Instructions for the task
Can you restate the records below word for word?

Extracted data entries:
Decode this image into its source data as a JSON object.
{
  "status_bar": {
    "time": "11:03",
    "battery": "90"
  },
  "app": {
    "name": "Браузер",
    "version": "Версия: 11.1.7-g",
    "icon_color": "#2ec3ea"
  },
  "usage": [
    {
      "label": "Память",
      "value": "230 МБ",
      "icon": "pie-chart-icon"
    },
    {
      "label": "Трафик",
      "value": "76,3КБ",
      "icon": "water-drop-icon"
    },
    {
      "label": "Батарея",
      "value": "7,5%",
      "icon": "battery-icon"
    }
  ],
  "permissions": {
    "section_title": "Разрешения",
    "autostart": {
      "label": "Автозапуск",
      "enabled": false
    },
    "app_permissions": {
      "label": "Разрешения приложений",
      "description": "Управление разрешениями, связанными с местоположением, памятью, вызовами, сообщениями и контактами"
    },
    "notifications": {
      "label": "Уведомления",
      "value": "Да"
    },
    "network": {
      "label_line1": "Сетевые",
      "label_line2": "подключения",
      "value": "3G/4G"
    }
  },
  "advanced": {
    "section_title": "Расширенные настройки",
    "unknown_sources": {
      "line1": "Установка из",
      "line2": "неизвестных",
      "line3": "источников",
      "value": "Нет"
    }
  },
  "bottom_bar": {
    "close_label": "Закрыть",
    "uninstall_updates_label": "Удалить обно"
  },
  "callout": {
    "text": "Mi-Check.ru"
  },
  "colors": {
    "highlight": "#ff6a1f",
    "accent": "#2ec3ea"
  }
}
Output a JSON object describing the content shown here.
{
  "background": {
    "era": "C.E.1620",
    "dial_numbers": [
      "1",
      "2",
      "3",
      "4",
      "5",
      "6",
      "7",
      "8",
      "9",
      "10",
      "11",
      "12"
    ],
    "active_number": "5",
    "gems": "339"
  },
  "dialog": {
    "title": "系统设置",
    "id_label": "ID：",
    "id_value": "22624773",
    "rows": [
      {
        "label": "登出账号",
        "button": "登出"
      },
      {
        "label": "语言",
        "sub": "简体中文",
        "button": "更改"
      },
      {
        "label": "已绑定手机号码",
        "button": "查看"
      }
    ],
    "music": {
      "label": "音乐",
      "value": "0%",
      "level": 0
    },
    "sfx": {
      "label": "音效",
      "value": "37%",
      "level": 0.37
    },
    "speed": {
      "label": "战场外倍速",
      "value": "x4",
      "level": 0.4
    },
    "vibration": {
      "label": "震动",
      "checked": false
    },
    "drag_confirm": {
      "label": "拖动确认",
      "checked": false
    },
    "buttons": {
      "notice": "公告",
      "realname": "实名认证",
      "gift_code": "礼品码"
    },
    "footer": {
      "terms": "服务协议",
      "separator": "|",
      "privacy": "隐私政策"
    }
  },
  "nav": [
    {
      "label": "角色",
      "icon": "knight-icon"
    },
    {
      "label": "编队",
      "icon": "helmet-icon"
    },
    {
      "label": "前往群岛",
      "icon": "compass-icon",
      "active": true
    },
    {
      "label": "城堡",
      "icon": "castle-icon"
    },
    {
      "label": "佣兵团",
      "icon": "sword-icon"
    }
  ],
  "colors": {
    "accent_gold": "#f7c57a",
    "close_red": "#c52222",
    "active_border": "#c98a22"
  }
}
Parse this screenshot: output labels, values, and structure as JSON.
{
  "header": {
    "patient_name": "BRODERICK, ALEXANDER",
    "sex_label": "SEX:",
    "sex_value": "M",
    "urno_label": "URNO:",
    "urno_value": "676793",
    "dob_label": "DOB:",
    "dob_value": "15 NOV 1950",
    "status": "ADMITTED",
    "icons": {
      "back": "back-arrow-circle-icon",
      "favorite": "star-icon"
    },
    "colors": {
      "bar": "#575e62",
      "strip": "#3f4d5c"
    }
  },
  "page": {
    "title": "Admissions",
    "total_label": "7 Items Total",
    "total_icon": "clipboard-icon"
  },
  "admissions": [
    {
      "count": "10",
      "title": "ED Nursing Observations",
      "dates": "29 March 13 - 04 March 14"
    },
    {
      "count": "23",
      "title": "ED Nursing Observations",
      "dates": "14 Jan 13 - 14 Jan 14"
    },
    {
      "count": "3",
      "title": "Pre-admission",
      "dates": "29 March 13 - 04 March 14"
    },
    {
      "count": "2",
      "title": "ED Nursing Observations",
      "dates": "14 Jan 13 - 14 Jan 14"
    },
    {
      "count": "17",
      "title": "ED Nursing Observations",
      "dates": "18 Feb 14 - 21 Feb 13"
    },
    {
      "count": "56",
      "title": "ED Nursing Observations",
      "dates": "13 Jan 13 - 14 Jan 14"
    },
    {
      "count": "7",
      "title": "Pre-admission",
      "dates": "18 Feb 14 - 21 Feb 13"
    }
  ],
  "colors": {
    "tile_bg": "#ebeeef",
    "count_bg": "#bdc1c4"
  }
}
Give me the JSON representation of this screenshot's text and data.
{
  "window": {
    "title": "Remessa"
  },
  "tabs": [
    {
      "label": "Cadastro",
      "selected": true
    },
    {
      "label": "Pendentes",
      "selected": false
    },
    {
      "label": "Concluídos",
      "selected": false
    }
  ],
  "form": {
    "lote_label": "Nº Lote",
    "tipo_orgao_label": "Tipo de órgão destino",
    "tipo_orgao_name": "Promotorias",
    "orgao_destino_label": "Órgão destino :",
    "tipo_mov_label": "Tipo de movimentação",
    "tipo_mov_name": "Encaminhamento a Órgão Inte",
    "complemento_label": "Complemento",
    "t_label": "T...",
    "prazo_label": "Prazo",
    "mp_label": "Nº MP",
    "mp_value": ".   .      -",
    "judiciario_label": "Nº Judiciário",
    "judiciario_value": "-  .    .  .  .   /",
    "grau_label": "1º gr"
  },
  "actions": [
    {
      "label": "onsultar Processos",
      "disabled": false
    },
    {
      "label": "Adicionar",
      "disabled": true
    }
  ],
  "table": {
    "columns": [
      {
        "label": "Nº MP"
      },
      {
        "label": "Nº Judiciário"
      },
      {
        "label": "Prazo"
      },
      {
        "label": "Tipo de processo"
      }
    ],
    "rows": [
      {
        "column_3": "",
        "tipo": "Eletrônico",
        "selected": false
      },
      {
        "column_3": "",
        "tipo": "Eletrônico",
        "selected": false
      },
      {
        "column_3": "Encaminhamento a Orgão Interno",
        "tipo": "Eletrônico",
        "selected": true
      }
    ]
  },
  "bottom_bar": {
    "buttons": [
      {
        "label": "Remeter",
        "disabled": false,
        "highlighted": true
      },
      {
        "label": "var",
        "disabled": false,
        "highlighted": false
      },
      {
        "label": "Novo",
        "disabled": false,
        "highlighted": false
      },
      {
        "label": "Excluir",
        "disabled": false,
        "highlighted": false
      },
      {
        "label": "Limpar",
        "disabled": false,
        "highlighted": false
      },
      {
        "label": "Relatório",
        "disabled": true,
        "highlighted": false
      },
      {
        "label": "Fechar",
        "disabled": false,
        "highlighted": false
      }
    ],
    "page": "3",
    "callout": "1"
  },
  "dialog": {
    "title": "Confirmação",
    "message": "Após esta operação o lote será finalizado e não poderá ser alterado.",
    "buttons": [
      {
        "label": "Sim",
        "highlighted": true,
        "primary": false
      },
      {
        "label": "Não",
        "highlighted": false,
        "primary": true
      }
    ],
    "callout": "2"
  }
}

Output for this task
Decode this image into its source data as a JSON object.
{
  "status_bar": {
    "time": "11:03",
    "battery": "90"
  },
  "app": {
    "name": "Браузер",
    "version": "Версия: 11.1.7-g",
    "icon_color": "#2ec3ea"
  },
  "usage": [
    {
      "label": "Память",
      "value": "230 МБ",
      "icon": "pie-chart-icon"
    },
    {
      "label": "Трафик",
      "value": "76,3КБ",
      "icon": "water-drop-icon"
    },
    {
      "label": "Батарея",
      "value": "7,5%",
      "icon": "battery-icon"
    }
  ],
  "permissions": {
    "section_title": "Разрешения",
    "autostart": {
      "label": "Автозапуск",
      "enabled": false
    },
    "app_permissions": {
      "label": "Разрешения приложений",
      "description": "Управление разрешениями, связанными с местоположением, памятью, вызовами, сообщениями и контактами"
    },
    "notifications": {
      "label": "Уведомления",
      "value": "Да"
    },
    "network": {
      "label_line1": "Сетевые",
      "label_line2": "подключения",
      "value": "3G/4G"
    }
  },
  "advanced": {
    "section_title": "Расширенные настройки",
    "unknown_sources": {
      "line1": "Установка из",
      "line2": "неизвестных",
      "line3": "источников",
      "value": "Нет"
    }
  },
  "bottom_bar": {
    "close_label": "Закрыть",
    "uninstall_updates_label": "Удалить обно"
  },
  "callout": {
    "text": "Mi-Check.ru"
  },
  "colors": {
    "highlight": "#ff6a1f",
    "accent": "#2ec3ea"
  }
}
Output a JSON object describing the content shown here.
{
  "background": {
    "era": "C.E.1620",
    "dial_numbers": [
      "1",
      "2",
      "3",
      "4",
      "5",
      "6",
      "7",
      "8",
      "9",
      "10",
      "11",
      "12"
    ],
    "active_number": "5",
    "gems": "339"
  },
  "dialog": {
    "title": "系统设置",
    "id_label": "ID：",
    "id_value": "22624773",
    "rows": [
      {
        "label": "登出账号",
        "button": "登出"
      },
      {
        "label": "语言",
        "sub": "简体中文",
        "button": "更改"
      },
      {
        "label": "已绑定手机号码",
        "button": "查看"
      }
    ],
    "music": {
      "label": "音乐",
      "value": "0%",
      "level": 0
    },
    "sfx": {
      "label": "音效",
      "value": "37%",
      "level": 0.37
    },
    "speed": {
      "label": "战场外倍速",
      "value": "x4",
      "level": 0.4
    },
    "vibration": {
      "label": "震动",
      "checked": false
    },
    "drag_confirm": {
      "label": "拖动确认",
      "checked": false
    },
    "buttons": {
      "notice": "公告",
      "realname": "实名认证",
      "gift_code": "礼品码"
    },
    "footer": {
      "terms": "服务协议",
      "separator": "|",
      "privacy": "隐私政策"
    }
  },
  "nav": [
    {
      "label": "角色",
      "icon": "knight-icon"
    },
    {
      "label": "编队",
      "icon": "helmet-icon"
    },
    {
      "label": "前往群岛",
      "icon": "compass-icon",
      "active": true
    },
    {
      "label": "城堡",
      "icon": "castle-icon"
    },
    {
      "label": "佣兵团",
      "icon": "sword-icon"
    }
  ],
  "colors": {
    "accent_gold": "#f7c57a",
    "close_red": "#c52222",
    "active_border": "#c98a22"
  }
}
Parse this screenshot: output labels, values, and structure as JSON.
{
  "header": {
    "patient_name": "BRODERICK, ALEXANDER",
    "sex_label": "SEX:",
    "sex_value": "M",
    "urno_label": "URNO:",
    "urno_value": "676793",
    "dob_label": "DOB:",
    "dob_value": "15 NOV 1950",
    "status": "ADMITTED",
    "icons": {
      "back": "back-arrow-circle-icon",
      "favorite": "star-icon"
    },
    "colors": {
      "bar": "#575e62",
      "strip": "#3f4d5c"
    }
  },
  "page": {
    "title": "Admissions",
    "total_label": "7 Items Total",
    "total_icon": "clipboard-icon"
  },
  "admissions": [
    {
      "count": "10",
      "title": "ED Nursing Observations",
      "dates": "29 March 13 - 04 March 14"
    },
    {
      "count": "23",
      "title": "ED Nursing Observations",
      "dates": "14 Jan 13 - 14 Jan 14"
    },
    {
      "count": "3",
      "title": "Pre-admission",
      "dates": "29 March 13 - 04 March 14"
    },
    {
      "count": "2",
      "title": "ED Nursing Observations",
      "dates": "14 Jan 13 - 14 Jan 14"
    },
    {
      "count": "17",
      "title": "ED Nursing Observations",
      "dates": "18 Feb 14 - 21 Feb 13"
    },
    {
      "count": "56",
      "title": "ED Nursing Observations",
      "dates": "13 Jan 13 - 14 Jan 14"
    },
    {
      "count": "7",
      "title": "Pre-admission",
      "dates": "18 Feb 14 - 21 Feb 13"
    }
  ],
  "colors": {
    "tile_bg": "#ebeeef",
    "count_bg": "#bdc1c4"
  }
}
Give me the JSON representation of this screenshot's text and data.
{
  "window": {
    "title": "Remessa"
  },
  "tabs": [
    {
      "label": "Cadastro",
      "selected": true
    },
    {
      "label": "Pendentes",
      "selected": false
    },
    {
      "label": "Concluídos",
      "selected": false
    }
  ],
  "form": {
    "lote_label": "Nº Lote",
    "tipo_orgao_label": "Tipo de órgão destino",
    "tipo_orgao_name": "Promotorias",
    "orgao_destino_label": "Órgão destino :",
    "tipo_mov_label": "Tipo de movimentação",
    "tipo_mov_name": "Encaminhamento a Órgão Inte",
    "complemento_label": "Complemento",
    "t_label": "T...",
    "prazo_label": "Prazo",
    "mp_label": "Nº MP",
    "mp_value": ".   .      -",
    "judiciario_label": "Nº Judiciário",
    "judiciario_value": "-  .    .  .  .   /",
    "grau_label": "1º gr"
  },
  "actions": [
    {
      "label": "onsultar Processos",
      "disabled": false
    },
    {
      "label": "Adicionar",
      "disabled": true
    }
  ],
  "table": {
    "columns": [
      {
        "label": "Nº MP"
      },
      {
        "label": "Nº Judiciário"
      },
      {
        "label": "Prazo"
      },
      {
        "label": "Tipo de processo"
      }
    ],
    "rows": [
      {
        "column_3": "",
        "tipo": "Eletrônico",
        "selected": false
      },
      {
        "column_3": "",
        "tipo": "Eletrônico",
        "selected": false
      },
      {
        "column_3": "Encaminhamento a Orgão Interno",
        "tipo": "Eletrônico",
        "selected": true
      }
    ]
  },
  "bottom_bar": {
    "buttons": [
      {
        "label": "Remeter",
        "disabled": false,
        "highlighted": true
      },
      {
        "label": "var",
        "disabled": false,
        "highlighted": false
      },
      {
        "label": "Novo",
        "disabled": false,
        "highlighted": false
      },
      {
        "label": "Excluir",
        "disabled": false,
        "highlighted": false
      },
      {
        "label": "Limpar",
        "disabled": false,
        "highlighted": false
      },
      {
        "label": "Relatório",
        "disabled": true,
        "highlighted": false
      },
      {
        "label": "Fechar",
        "disabled": false,
        "highlighted": false
      }
    ],
    "page": "3",
    "callout": "1"
  },
  "dialog": {
    "title": "Confirmação",
    "message": "Após esta operação o lote será finalizado e não poderá ser alterado.",
    "buttons": [
      {
        "label": "Sim",
        "highlighted": true,
        "primary": false
      },
      {
        "label": "Não",
        "highlighted": false,
        "primary": true
      }
    ],
    "callout": "2"
  }
}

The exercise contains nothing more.